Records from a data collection
※

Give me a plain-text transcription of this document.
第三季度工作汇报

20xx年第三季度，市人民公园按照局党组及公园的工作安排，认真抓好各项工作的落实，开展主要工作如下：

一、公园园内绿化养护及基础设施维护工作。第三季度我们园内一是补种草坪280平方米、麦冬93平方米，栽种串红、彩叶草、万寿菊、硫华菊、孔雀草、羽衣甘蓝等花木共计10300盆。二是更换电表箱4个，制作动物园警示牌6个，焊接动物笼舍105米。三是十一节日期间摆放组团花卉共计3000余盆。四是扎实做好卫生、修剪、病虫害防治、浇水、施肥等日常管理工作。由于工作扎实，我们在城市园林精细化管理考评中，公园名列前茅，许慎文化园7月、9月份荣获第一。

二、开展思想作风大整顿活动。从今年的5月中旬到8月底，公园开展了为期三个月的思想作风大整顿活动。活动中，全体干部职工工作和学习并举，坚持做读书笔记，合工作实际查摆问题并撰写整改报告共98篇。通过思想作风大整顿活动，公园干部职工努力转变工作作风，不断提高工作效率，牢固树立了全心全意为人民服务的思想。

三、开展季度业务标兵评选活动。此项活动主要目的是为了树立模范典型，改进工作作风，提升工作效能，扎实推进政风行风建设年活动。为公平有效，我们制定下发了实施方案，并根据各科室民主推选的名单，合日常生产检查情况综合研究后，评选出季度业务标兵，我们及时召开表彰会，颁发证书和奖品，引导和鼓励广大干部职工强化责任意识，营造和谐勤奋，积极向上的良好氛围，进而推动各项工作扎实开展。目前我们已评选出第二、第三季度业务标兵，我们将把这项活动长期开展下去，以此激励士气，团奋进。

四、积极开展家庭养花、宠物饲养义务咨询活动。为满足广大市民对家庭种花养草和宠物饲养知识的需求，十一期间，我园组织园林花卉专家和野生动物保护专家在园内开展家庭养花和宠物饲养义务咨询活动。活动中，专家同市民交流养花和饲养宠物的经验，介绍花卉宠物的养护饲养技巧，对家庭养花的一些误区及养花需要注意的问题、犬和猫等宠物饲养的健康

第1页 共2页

※

▶ Required work: Your task is to print all of the records exactly.

▶ Answer to the problem:
Give me a plain-text transcription of this document.
第三季度工作汇报

20xx年第三季度，市人民公园按照局党组及公园的工作安排，认真抓好各项工作的落实，开展主要工作如下：

一、公园园内绿化养护及基础设施维护工作。第三季度我们园内一是补种草坪280平方米、麦冬93平方米，栽种串红、彩叶草、万寿菊、硫华菊、孔雀草、羽衣甘蓝等花木共计10300盆。二是更换电表箱4个，制作动物园警示牌6个，焊接动物笼舍105米。三是十一节日期间摆放组团花卉共计3000余盆。四是扎实做好卫生、修剪、病虫害防治、浇水、施肥等日常管理工作。由于工作扎实，我们在城市园林精细化管理考评中，公园名列前茅，许慎文化园7月、9月份荣获第一。

二、开展思想作风大整顿活动。从今年的5月中旬到8月底，公园开展了为期三个月的思想作风大整顿活动。活动中，全体干部职工工作和学习并举，坚持做读书笔记，合工作实际查摆问题并撰写整改报告共98篇。通过思想作风大整顿活动，公园干部职工努力转变工作作风，不断提高工作效率，牢固树立了全心全意为人民服务的思想。

三、开展季度业务标兵评选活动。此项活动主要目的是为了树立模范典型，改进工作作风，提升工作效能，扎实推进政风行风建设年活动。为公平有效，我们制定下发了实施方案，并根据各科室民主推选的名单，合日常生产检查情况综合研究后，评选出季度业务标兵，我们及时召开表彰会，颁发证书和奖品，引导和鼓励广大干部职工强化责任意识，营造和谐勤奋，积极向上的良好氛围，进而推动各项工作扎实开展。目前我们已评选出第二、第三季度业务标兵，我们将把这项活动长期开展下去，以此激励士气，团奋进。

四、积极开展家庭养花、宠物饲养义务咨询活动。为满足广大市民对家庭种花养草和宠物饲养知识的需求，十一期间，我园组织园林花卉专家和野生动物保护专家在园内开展家庭养花和宠物饲养义务咨询活动。活动中，专家同市民交流养花和饲养宠物的经验，介绍花卉宠物的养护饲养技巧，对家庭养花的一些误区及养花需要注意的问题、犬和猫等宠物饲养的健康

第1页 共2页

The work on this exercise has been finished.